▶ Dataset items:
%%

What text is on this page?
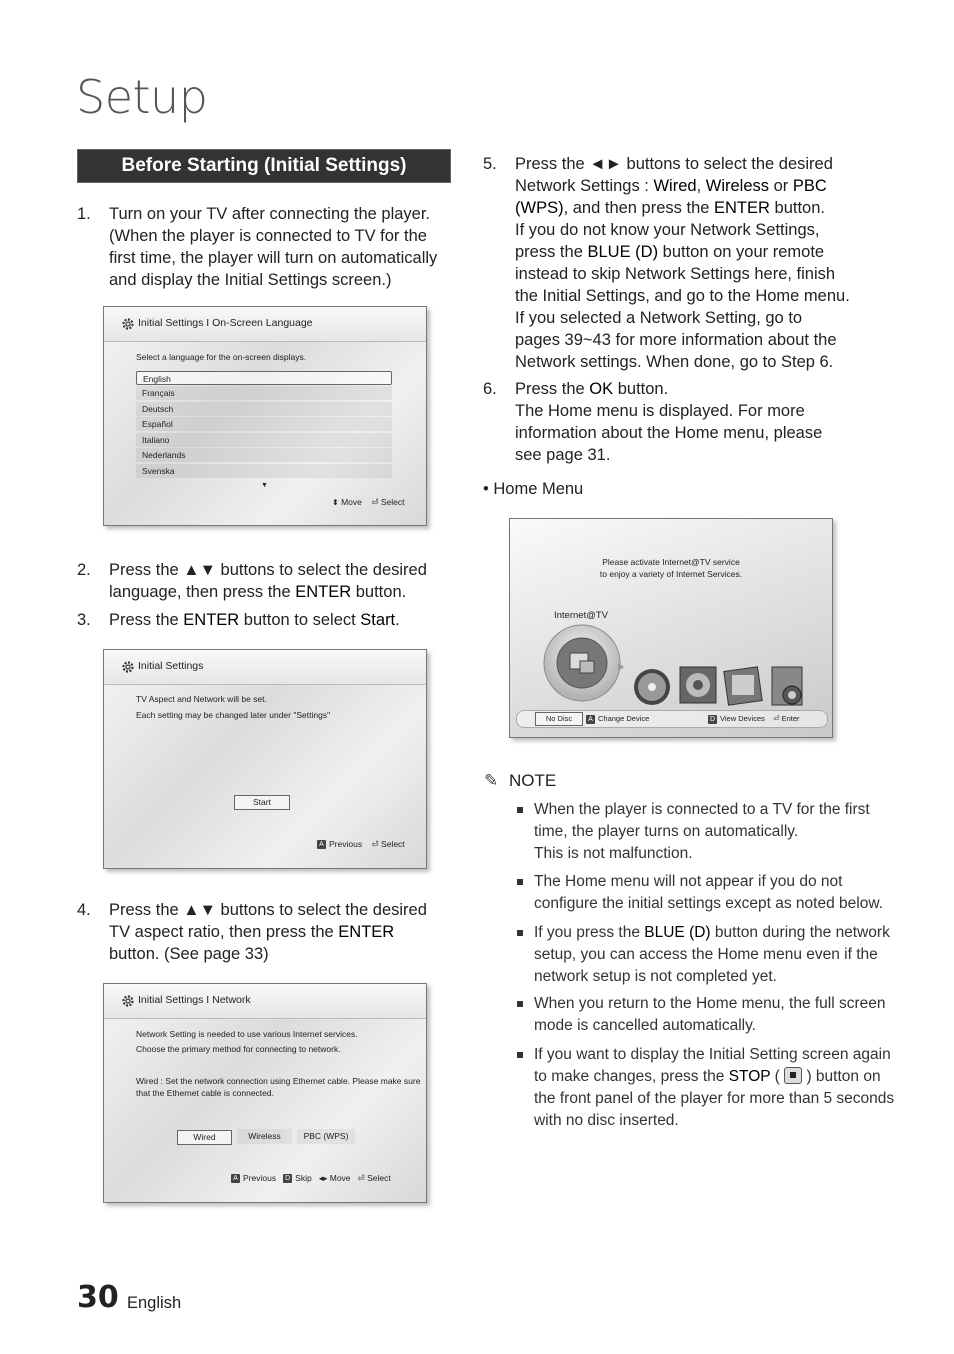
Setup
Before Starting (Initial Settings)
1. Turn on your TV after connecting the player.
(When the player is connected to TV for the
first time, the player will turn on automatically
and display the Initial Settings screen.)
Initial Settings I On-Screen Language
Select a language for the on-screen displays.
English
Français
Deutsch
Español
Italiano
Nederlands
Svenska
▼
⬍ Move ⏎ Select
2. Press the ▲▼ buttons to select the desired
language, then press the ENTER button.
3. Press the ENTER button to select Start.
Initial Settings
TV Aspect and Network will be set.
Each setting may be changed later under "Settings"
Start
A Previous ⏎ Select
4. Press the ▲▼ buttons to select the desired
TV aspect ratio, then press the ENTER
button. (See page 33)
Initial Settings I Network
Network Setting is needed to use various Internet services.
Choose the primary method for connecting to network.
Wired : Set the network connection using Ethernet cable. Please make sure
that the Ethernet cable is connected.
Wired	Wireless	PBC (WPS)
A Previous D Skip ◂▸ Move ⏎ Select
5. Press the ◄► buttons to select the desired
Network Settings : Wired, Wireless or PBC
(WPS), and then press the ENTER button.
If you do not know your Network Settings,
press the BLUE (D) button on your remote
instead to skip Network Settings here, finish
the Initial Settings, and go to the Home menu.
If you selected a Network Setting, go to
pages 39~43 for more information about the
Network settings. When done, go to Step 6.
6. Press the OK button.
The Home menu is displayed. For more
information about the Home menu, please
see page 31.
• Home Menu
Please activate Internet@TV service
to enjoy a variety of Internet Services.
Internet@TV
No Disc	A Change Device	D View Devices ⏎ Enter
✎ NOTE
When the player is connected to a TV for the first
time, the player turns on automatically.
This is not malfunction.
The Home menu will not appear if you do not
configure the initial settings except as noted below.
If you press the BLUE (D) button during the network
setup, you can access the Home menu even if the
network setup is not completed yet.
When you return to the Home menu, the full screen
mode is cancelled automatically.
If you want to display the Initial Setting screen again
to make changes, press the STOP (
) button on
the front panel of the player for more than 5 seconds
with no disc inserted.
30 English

%%
%%

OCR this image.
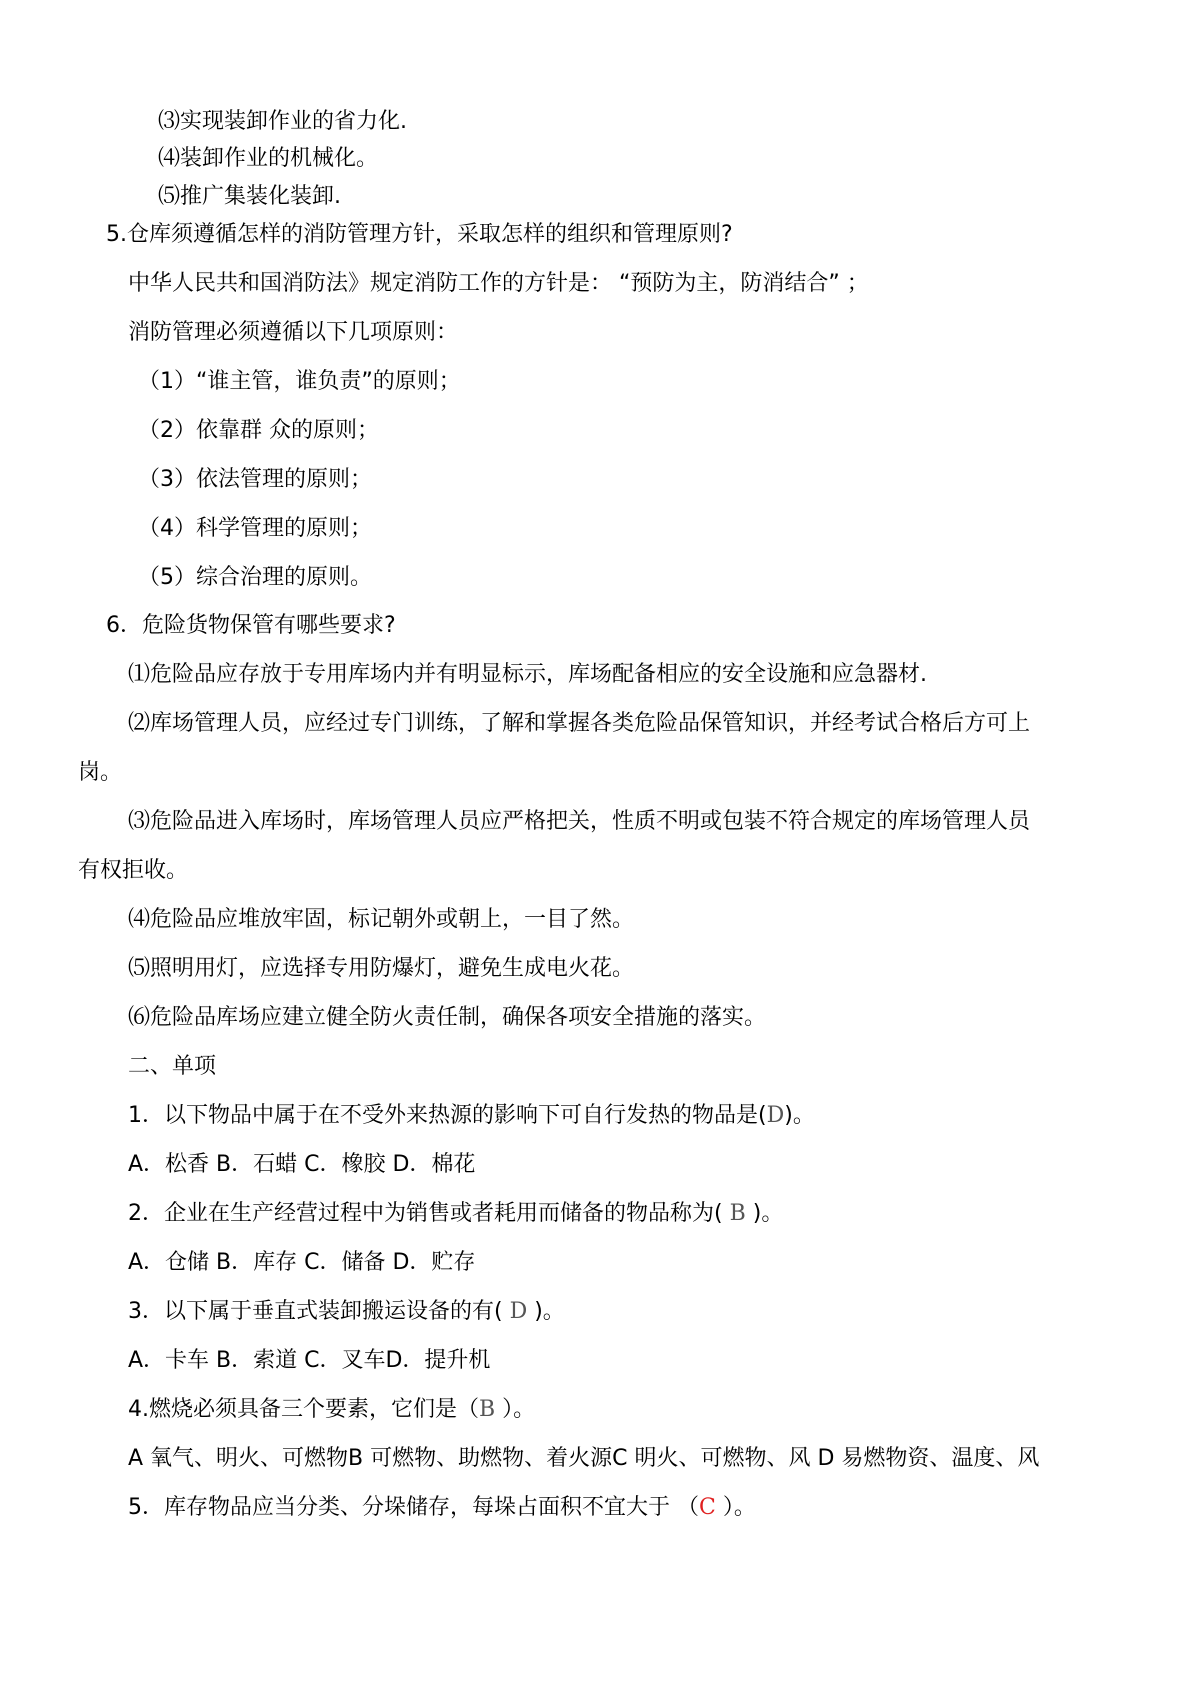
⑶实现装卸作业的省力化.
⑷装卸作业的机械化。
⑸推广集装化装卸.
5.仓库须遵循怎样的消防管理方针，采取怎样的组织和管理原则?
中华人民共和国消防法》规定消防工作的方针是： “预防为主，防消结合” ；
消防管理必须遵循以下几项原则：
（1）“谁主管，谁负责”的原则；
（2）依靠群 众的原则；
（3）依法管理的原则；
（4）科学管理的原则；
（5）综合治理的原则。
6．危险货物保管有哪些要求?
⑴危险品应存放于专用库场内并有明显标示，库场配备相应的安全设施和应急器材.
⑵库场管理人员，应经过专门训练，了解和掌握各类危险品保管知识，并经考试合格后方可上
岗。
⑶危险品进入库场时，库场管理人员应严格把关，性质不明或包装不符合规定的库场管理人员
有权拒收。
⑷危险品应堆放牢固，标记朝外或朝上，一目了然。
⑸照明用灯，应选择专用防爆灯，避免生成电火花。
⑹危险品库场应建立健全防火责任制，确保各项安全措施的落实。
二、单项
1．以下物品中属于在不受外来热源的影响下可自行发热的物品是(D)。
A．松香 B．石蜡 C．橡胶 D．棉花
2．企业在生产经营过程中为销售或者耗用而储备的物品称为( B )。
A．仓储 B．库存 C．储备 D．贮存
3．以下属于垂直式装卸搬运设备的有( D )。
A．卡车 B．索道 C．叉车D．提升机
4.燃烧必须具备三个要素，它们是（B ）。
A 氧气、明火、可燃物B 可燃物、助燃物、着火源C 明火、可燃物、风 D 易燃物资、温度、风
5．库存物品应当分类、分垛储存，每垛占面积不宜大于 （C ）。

%%
%%

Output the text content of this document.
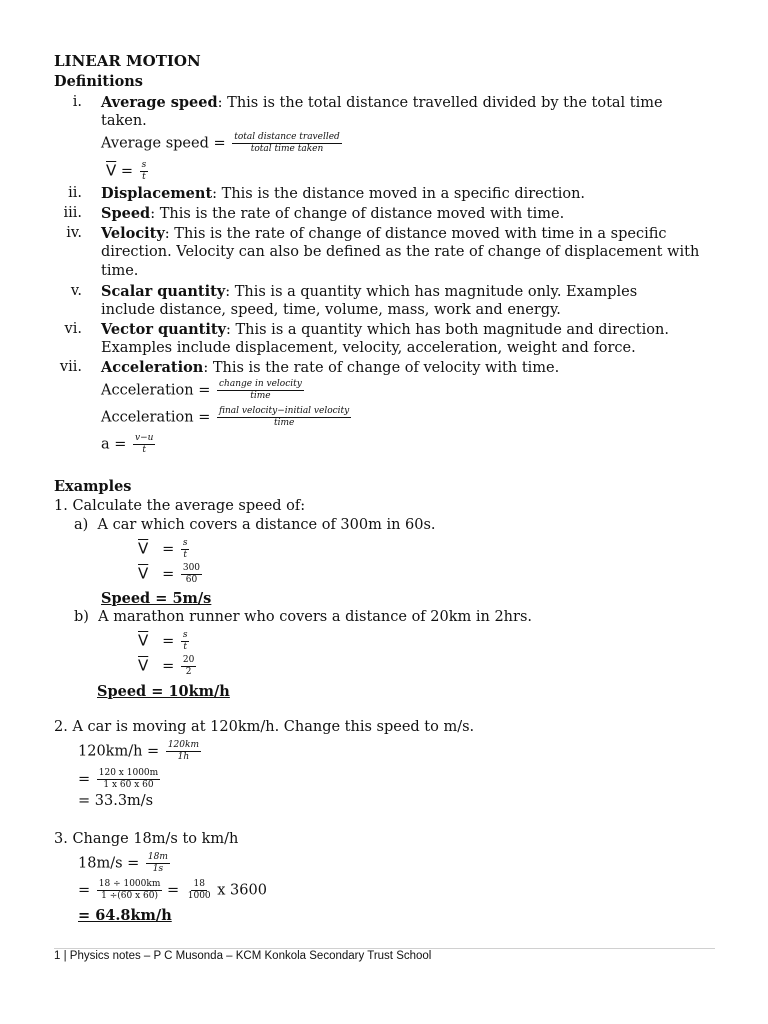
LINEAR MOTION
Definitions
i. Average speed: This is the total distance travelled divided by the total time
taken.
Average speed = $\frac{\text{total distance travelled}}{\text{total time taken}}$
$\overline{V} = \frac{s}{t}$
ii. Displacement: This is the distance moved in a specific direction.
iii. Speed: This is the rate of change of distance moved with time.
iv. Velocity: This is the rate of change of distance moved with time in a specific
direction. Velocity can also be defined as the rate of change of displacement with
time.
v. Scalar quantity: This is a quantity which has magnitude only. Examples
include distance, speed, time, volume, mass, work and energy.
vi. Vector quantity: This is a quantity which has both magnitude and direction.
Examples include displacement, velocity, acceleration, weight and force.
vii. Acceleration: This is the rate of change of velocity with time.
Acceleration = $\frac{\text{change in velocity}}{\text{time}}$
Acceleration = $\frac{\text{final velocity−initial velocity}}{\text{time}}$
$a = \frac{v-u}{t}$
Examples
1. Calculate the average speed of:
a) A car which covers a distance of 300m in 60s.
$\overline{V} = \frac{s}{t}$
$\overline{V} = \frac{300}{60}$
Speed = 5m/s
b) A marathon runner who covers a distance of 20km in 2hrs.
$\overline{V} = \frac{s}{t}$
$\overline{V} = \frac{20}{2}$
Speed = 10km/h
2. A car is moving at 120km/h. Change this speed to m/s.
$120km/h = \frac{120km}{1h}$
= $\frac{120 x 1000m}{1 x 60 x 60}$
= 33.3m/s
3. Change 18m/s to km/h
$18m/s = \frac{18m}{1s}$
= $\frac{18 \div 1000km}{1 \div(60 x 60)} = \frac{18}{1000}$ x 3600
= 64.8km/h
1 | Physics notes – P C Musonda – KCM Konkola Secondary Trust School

%%

Pull every line containing "When" from the material above.

(When the player is connected to TV for the
Network settings. When done, go to Step 6.
When the player is connected to a TV for the first
When you return to the Home menu, the full screen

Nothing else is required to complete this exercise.